start
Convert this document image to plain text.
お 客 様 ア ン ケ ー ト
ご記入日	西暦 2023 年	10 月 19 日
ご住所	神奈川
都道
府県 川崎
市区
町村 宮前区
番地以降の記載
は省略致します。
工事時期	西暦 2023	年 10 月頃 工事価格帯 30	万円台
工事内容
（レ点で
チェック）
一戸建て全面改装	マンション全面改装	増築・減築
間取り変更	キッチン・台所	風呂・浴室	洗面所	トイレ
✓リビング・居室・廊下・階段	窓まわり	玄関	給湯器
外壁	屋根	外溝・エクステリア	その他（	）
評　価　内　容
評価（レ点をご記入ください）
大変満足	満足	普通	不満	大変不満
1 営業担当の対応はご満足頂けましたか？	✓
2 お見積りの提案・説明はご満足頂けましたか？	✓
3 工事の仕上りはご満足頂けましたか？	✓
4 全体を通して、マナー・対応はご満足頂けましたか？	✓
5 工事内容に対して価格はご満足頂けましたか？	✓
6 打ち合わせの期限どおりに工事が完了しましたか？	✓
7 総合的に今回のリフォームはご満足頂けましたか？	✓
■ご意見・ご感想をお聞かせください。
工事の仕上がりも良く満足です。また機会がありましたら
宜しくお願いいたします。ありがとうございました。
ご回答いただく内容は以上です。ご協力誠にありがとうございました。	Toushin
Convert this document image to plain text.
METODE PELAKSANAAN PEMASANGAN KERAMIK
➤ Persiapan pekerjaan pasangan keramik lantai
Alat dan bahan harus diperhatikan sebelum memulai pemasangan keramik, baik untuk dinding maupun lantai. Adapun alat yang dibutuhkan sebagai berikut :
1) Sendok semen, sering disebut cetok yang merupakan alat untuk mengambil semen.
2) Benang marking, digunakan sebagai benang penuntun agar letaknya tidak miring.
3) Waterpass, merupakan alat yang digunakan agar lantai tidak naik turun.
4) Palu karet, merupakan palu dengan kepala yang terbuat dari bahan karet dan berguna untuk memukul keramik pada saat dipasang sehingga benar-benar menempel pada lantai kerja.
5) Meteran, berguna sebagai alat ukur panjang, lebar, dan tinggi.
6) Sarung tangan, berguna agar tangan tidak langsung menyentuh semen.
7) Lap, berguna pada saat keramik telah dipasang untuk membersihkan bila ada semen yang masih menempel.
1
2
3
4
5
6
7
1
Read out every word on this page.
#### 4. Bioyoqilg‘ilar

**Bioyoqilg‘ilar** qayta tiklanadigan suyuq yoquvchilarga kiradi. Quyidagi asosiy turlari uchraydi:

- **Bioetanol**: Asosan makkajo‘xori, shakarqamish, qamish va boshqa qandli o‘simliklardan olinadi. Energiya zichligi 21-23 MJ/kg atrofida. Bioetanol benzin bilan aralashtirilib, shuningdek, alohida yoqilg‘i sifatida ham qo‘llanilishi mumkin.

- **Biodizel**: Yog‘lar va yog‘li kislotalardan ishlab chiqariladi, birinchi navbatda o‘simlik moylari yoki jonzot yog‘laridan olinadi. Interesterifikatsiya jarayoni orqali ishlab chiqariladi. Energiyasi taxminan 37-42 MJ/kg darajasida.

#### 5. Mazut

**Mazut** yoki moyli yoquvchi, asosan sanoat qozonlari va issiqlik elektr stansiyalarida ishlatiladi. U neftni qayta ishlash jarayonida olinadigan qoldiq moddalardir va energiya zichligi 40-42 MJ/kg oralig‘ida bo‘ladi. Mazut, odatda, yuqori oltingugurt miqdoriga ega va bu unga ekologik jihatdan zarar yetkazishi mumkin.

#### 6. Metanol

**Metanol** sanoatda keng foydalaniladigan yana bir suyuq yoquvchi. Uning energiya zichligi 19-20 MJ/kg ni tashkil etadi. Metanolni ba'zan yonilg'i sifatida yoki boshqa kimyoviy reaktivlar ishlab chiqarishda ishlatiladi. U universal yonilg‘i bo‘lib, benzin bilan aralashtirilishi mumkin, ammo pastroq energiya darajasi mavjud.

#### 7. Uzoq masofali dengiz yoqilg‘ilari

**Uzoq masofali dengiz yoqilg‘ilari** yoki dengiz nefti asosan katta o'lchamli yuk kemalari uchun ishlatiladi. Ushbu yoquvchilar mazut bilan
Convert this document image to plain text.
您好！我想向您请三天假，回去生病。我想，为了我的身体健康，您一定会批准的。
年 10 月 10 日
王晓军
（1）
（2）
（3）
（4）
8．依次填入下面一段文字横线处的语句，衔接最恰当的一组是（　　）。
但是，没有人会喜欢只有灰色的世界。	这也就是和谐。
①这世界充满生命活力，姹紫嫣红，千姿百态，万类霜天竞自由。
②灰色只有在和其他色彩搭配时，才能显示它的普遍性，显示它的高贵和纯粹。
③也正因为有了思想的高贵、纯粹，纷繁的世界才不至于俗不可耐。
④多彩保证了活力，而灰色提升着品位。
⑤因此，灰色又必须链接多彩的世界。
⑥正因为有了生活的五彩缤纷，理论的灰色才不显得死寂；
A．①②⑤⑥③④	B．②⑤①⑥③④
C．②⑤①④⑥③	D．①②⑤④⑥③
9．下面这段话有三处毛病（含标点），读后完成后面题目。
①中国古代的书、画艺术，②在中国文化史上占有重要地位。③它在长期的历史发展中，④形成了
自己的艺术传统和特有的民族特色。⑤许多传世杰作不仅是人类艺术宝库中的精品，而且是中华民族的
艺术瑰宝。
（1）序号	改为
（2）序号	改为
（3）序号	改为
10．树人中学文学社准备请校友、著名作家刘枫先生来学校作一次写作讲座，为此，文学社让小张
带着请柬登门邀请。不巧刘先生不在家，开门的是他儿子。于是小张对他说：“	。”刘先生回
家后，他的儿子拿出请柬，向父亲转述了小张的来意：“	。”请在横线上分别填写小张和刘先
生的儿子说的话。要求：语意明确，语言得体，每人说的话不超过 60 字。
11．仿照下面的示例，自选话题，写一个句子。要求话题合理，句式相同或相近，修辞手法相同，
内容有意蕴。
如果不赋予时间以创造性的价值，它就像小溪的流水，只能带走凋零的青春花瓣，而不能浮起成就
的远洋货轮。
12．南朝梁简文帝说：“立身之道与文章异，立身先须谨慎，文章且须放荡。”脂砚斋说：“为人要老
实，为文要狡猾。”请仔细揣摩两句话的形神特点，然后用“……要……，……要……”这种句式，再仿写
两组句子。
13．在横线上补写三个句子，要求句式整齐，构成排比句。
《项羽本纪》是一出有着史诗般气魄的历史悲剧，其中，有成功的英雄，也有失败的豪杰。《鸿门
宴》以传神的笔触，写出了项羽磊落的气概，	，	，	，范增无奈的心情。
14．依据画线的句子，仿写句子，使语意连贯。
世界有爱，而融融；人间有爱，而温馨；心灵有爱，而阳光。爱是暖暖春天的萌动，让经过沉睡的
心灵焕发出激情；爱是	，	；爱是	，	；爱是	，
end
Search the records for the word "dipasang". Copy every line that has it.

The response >>
4) Palu karet, merupakan palu dengan kepala yang terbuat dari bahan karet dan berguna untuk memukul keramik pada saat dipasang sehingga benar-benar menempel pada lantai kerja.
7) Lap, berguna pada saat keramik telah dipasang untuk membersihkan bila ada semen yang masih menempel.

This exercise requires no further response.